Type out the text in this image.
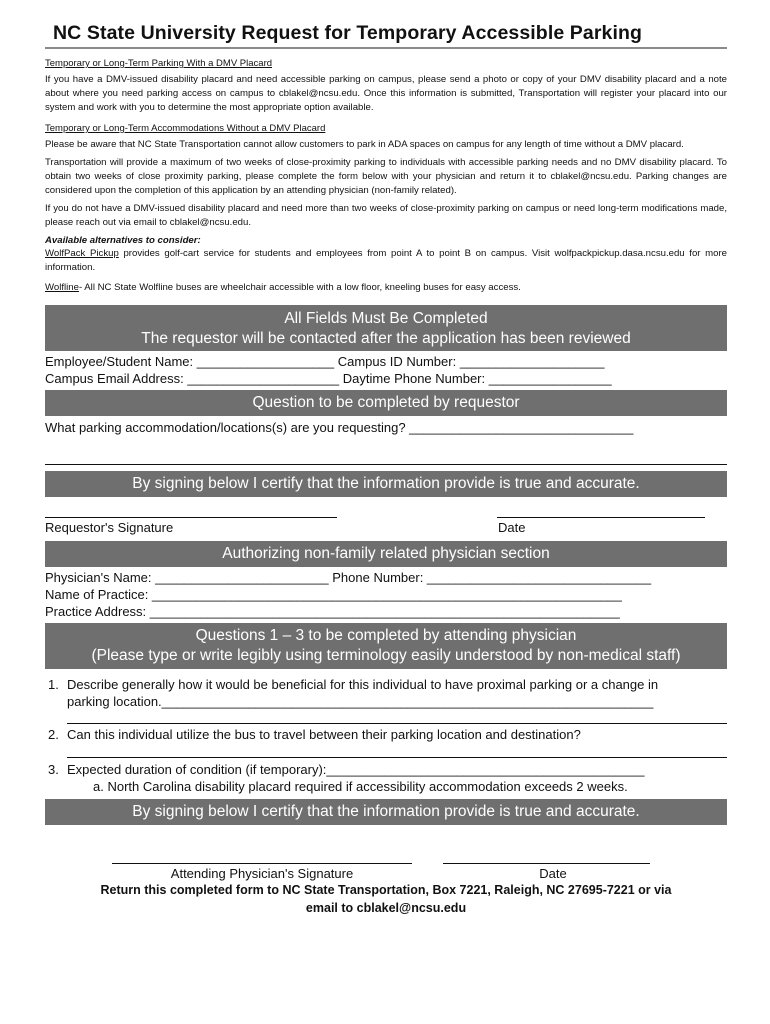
NC State University Request for Temporary Accessible Parking
Temporary or Long-Term Parking With a DMV Placard
If you have a DMV-issued disability placard and need accessible parking on campus, please send a photo or copy of your DMV disability placard and a note about where you need parking access on campus to cblakel@ncsu.edu. Once this information is submitted, Transportation will register your placard into our system and work with you to determine the most appropriate option available.
Temporary or Long-Term Accommodations Without a DMV Placard
Please be aware that NC State Transportation cannot allow customers to park in ADA spaces on campus for any length of time without a DMV placard.
Transportation will provide a maximum of two weeks of close-proximity parking to individuals with accessible parking needs and no DMV disability placard. To obtain two weeks of close proximity parking, please complete the form below with your physician and return it to cblakel@ncsu.edu. Parking changes are considered upon the completion of this application by an attending physician (non-family related).
If you do not have a DMV-issued disability placard and need more than two weeks of close-proximity parking on campus or need long-term modifications made, please reach out via email to cblakel@ncsu.edu.
Available alternatives to consider:
WolfPack Pickup provides golf-cart service for students and employees from point A to point B on campus. Visit wolfpackpickup.dasa.ncsu.edu for more information.
Wolfline- All NC State Wolfline buses are wheelchair accessible with a low floor, kneeling buses for easy access.
All Fields Must Be Completed
The requestor will be contacted after the application has been reviewed
Employee/Student Name: ___________________ Campus ID Number: ____________________
Campus Email Address: _____________________ Daytime Phone Number: _________________
Question to be completed by requestor
What parking accommodation/locations(s) are you requesting? _______________________________
By signing below I certify that the information provide is true and accurate.
Requestor's Signature	Date
Authorizing non-family related physician section
Physician's Name: ________________________ Phone Number: _______________________________
Name of Practice: _________________________________________________________________
Practice Address: _________________________________________________________________
Questions 1 – 3 to be completed by attending physician
(Please type or write legibly using terminology easily understood by non-medical staff)
1. Describe generally how it would be beneficial for this individual to have proximal parking or a change in
parking location.____________________________________________________________________
2. Can this individual utilize the bus to travel between their parking location and destination?
3. Expected duration of condition (if temporary):____________________________________________
a. North Carolina disability placard required if accessibility accommodation exceeds 2 weeks.
By signing below I certify that the information provide is true and accurate.
Attending Physician's Signature	Date
Return this completed form to NC State Transportation, Box 7221, Raleigh, NC 27695-7221 or via
email to cblakel@ncsu.edu
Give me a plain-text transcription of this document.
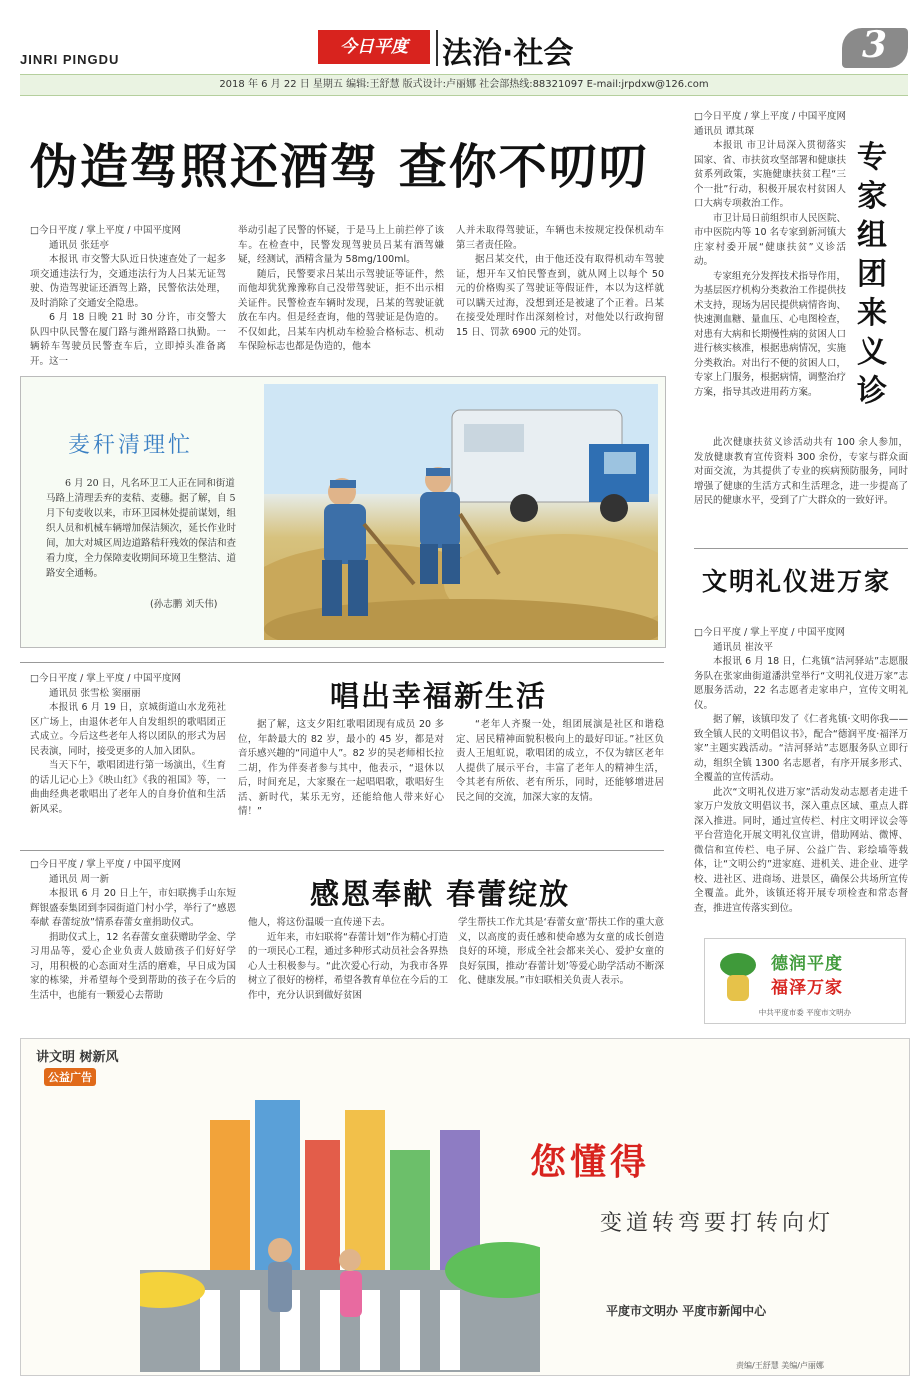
JINRI PINGDU
今日平度	法治·社会	3
2018 年 6 月 22 日 星期五 编辑:王舒慧 版式设计:卢丽娜 社会部热线:88321097 E-mail:jrpdxw@126.com
伪造驾照还酒驾 查你不叨叨

□今日平度 / 掌上平度 / 中国平度网

通讯员 张廷亭

本报讯 市交警大队近日快速查处了一起多项交通违法行为，交通违法行为人吕某无证驾驶、伪造驾驶证还酒驾上路，民警依法处理，及时消除了交通安全隐患。

6 月 18 日晚 21 时 30 分许，市交警大队四中队民警在厦门路与潍州路路口执勤。一辆轿车驾驶员民警查车后，立即掉头准备离开。这一

举动引起了民警的怀疑，于是马上上前拦停了该车。在检查中，民警发现驾驶员吕某有酒驾嫌疑，经测试，酒精含量为 58mg/100ml。

随后，民警要求吕某出示驾驶证等证件，然而他却犹犹豫豫称自己没带驾驶证，拒不出示相关证件。民警检查车辆时发现，吕某的驾驶证就放在车内。但是经查询，他的驾驶证是伪造的。不仅如此，吕某车内机动车检验合格标志、机动车保险标志也都是伪造的，他本

人并未取得驾驶证，车辆也未按规定投保机动车第三者责任险。

据吕某交代，由于他还没有取得机动车驾驶证，想开车又怕民警查到，就从网上以每个 50 元的价格购买了驾驶证等假证件，本以为这样就可以瞒天过海，没想到还是被逮了个正着。吕某在接受处理时作出深刻检讨，对他处以行政拘留 15 日、罚款 6900 元的处罚。

麦秆清理忙

6 月 20 日，凡名环卫工人正在同和街道马路上清理丢弃的麦秸、麦穗。据了解，自 5 月下旬麦收以来，市环卫园林处提前谋划，组织人员和机械车辆增加保洁频次，延长作业时间，加大对城区周边道路秸秆残效的保洁和查看力度，全力保障麦收期间环境卫生整洁、道路安全通畅。

(孙志鹏 刘夭伟)
唱出幸福新生活

□今日平度 / 掌上平度 / 中国平度网

通讯员 张雪松 窦丽丽

本报讯 6 月 19 日，京城街道山水龙苑社区广场上，由退休老年人自发组织的歌唱团正式成立。今后这些老年人将以团队的形式为居民表演，同时，接受更多的人加入团队。

当天下午，歌唱团进行第一场演出，《生育的话儿记心上》《映山红》《我的祖国》等，一曲曲经典老歌唱出了老年人的自身价值和生活新风采。

据了解，这支夕阳红歌唱团现有成员 20 多位，年龄最大的 82 岁，最小的 45 岁，都是对音乐感兴趣的“同道中人”。82 岁的吴老师相长拉二胡，作为伴奏者参与其中，他表示，“退休以后，时间充足，大家聚在一起唱唱歌，歌唱好生活、新时代，某乐无穷，还能给他人带来好心情！”

“老年人齐聚一处，组团展演是社区和谐稳定、居民精神面貌积极向上的最好印证。”社区负责人王旭虹说，歌唱团的成立，不仅为辖区老年人提供了展示平台，丰富了老年人的精神生活，令其老有所依、老有所乐，同时，还能够增进居民之间的交流，加深大家的友情。

感恩奉献 春蕾绽放

□今日平度 / 掌上平度 / 中国平度网

通讯员 周一新

本报讯 6 月 20 日上午，市妇联携手山东短辉银盛泰集团到李园街道门村小学，举行了“感恩奉献 春蕾绽放”情系春蕾女童捐助仪式。

捐助仪式上，12 名春蕾女童获赠助学金、学习用品等，爱心企业负责人鼓励孩子们好好学习，用积极的心态面对生活的磨难，早日成为国家的栋梁，并希望每个受到帮助的孩子在今后的生活中，也能有一颗爱心去帮助

他人，将这份温暖一直传递下去。

近年来，市妇联将“春蕾计划”作为精心打造的一项民心工程，通过多种形式动员社会各界热心人士积极参与。“此次爱心行动，为我市各界树立了很好的榜样，希望各教育单位在今后的工作中，充分认识到做好贫困

学生帮扶工作尤其是‘春蕾女童’帮扶工作的重大意义，以高度的责任感和使命感为女童的成长创造良好的环境，形成全社会都来关心、爱护女童的良好氛围，推动‘春蕾计划’等爱心助学活动不断深化、健康发展。”市妇联相关负责人表示。

专家组团来义诊

□今日平度 / 掌上平度 / 中国平度网通讯员 谭其琛

本报讯 市卫计局深入贯彻落实国家、省、市扶贫攻坚部署和健康扶贫系列政策，实施健康扶贫工程“三个一批”行动，积极开展农村贫困人口大病专项救治工作。

市卫计局日前组织市人民医院、市中医院内等 10 名专家到新河镇大庄家村委开展“健康扶贫”义诊活动。

专家组充分发挥技术指导作用，为基层医疗机构分类救治工作提供技术支持，现场为居民提供病情咨询、快速测血糖、量血压、心电图检查，对患有大病和长期慢性病的贫困人口进行核实核准，根据患病情况，实施分类救治。对出行不便的贫困人口，专家上门服务，根据病情，调整治疗方案，指导其改进用药方案。

此次健康扶贫义诊活动共有 100 余人参加，发放健康教育宣传资料 300 余份，专家与群众面对面交流，为其提供了专业的疾病预防服务，同时增强了健康的生活方式和生活理念，进一步提高了居民的健康水平，受到了广大群众的一致好评。

文明礼仪进万家

□今日平度 / 掌上平度 / 中国平度网

通讯员 崔汝平

本报讯 6 月 18 日，仁兆镇“洁河驿站”志愿服务队在张家曲街道潘洪堂举行“文明礼仪进万家”志愿服务活动，22 名志愿者走家串户，宣传文明礼仪。

据了解，该镇印发了《仁者兆镇·文明你我——致全镇人民的文明倡议书》，配合“德润平度·福泽万家”主题实践活动。“洁河驿站”志愿服务队立即行动，组织全镇 1300 名志愿者，有序开展多形式、全覆盖的宣传活动。

此次“文明礼仪进万家”活动发动志愿者走进千家万户发放文明倡议书，深入重点区域、重点人群深入推进。同时，通过宣传栏、村庄文明评议会等平台营造化开展文明礼仪宣讲，借助网站、微博、微信和宣传栏、电子屏、公益广告、彩绘墙等载体，让“文明公约”进家庭、进机关、进企业、进学校、进社区、进商场、进景区，确保公共场所宣传全覆盖。此外，该镇还将开展专项检查和常态督查，推进宣传落实到位。

德润平度
福泽万家
中共平度市委 平度市文明办
讲文明 树新风
公益广告
您懂得
变道转弯要打转向灯
平度市文明办 平度市新闻中心
责编/王舒慧 美编/卢丽娜
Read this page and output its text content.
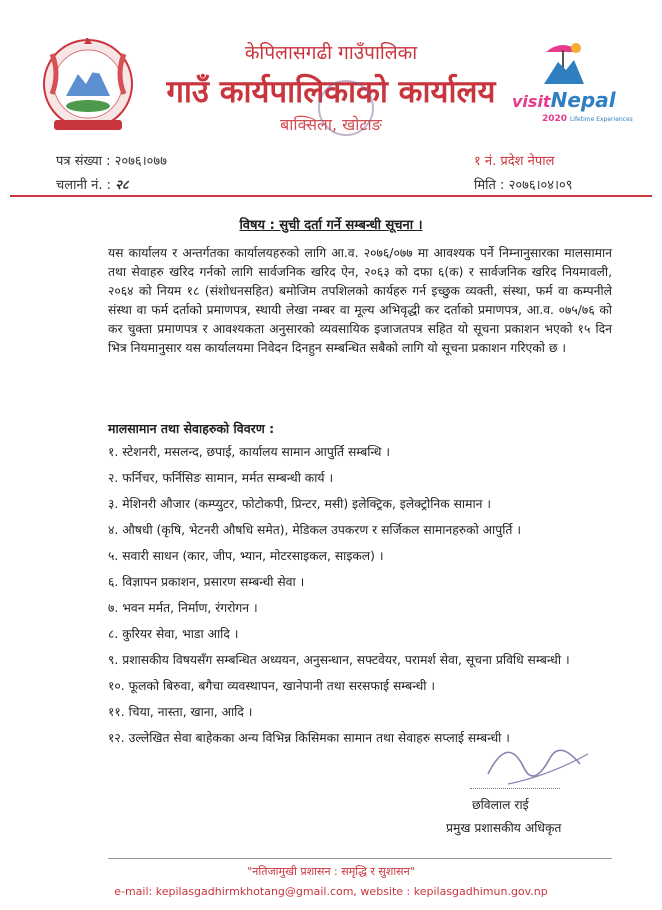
visitNepal
2020 Lifetime Experiences
केपिलासगढी गाउँपालिका
गाउँ कार्यपालिकाको कार्यालय
बाक्सिला, खोटाङ
पत्र संख्या : २०७६।०७७	१ नं. प्रदेश नेपाल
चलानी नं. : २८	मिति : २०७६।०४।०९
विषय : सुची दर्ता गर्ने सम्बन्धी सूचना ।
यस कार्यालय र अन्तर्गतका कार्यालयहरुको लागि आ.व. २०७६/०७७ मा आवश्यक पर्ने निम्नानुसारका मालसामान तथा सेवाहरु खरिद गर्नको लागि सार्वजनिक खरिद ऐन, २०६३ को दफा ६(क) र सार्वजनिक खरिद नियमावली, २०६४ को नियम १८ (संशोधनसहित) बमोजिम तपशिलको कार्यहरु गर्न इच्छुक व्यक्ती, संस्था, फर्म वा कम्पनीले संस्था वा फर्म दर्ताको प्रमाणपत्र, स्थायी लेखा नम्बर वा मूल्य अभिवृद्धी कर दर्ताको प्रमाणपत्र, आ.व. ०७५/७६ को कर चुक्ता प्रमाणपत्र र आवश्यकता अनुसारको व्यवसायिक इजाजतपत्र सहित यो सूचना प्रकाशन भएको १५ दिन भित्र नियमानुसार यस कार्यालयमा निवेदन दिनहुन सम्बन्धित सबैको लागि यो सूचना प्रकाशन गरिएको छ ।
मालसामान तथा सेवाहरुको विवरण :
१. स्टेशनरी, मसलन्द, छपाई, कार्यालय सामान आपुर्ति सम्बन्धि ।
२. फर्निचर, फर्निसिङ सामान, मर्मत सम्बन्धी कार्य ।
३. मेशिनरी औजार (कम्प्युटर, फोटोकपी, प्रिन्टर, मसी) इलेक्ट्रिक, इलेक्ट्रोनिक सामान ।
४. औषधी (कृषि, भेटनरी औषधि समेत), मेडिकल उपकरण र सर्जिकल सामानहरुको आपुर्ति ।
५. सवारी साधन (कार, जीप, भ्यान, मोटरसाइकल, साइकल) ।
६. विज्ञापन प्रकाशन, प्रसारण सम्बन्धी सेवा ।
७. भवन मर्मत, निर्माण, रंगरोगन ।
८. कुरियर सेवा, भाडा आदि ।
९. प्रशासकीय विषयसँग सम्बन्धित अध्ययन, अनुसन्धान, सफ्टवेयर, परामर्श सेवा, सूचना प्रविधि सम्बन्धी ।
१०. फूलको बिरुवा, बगैचा व्यवस्थापन, खानेपानी तथा सरसफाई सम्बन्धी ।
११. चिया, नास्ता, खाना, आदि ।
१२. उल्लेखित सेवा बाहेकका अन्य विभिन्न किसिमका सामान तथा सेवाहरु सप्लाई सम्बन्धी ।
छविलाल राई
प्रमुख प्रशासकीय अधिकृत
"नतिजामुखी प्रशासन : समृद्धि र सुशासन"
e-mail: kepilasgadhirmkhotang@gmail.com, website : kepilasgadhimun.gov.np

EXERCISE DESCRIPTION → Every line in the data above that contains "close" needs to be copied.

EXERCISE OUTPUT →
Transportation will provide a maximum of two weeks of close-proximity parking to individuals with accessible parking needs and no DMV disability placard. To obtain two weeks of close proximity parking, please complete the form below with your physician and return it to cblakel@ncsu.edu. Parking changes are considered upon the completion of this application by an attending physician (non-family related).
If you do not have a DMV-issued disability placard and need more than two weeks of close-proximity parking on campus or need long-term modifications made, please reach out via email to cblakel@ncsu.edu.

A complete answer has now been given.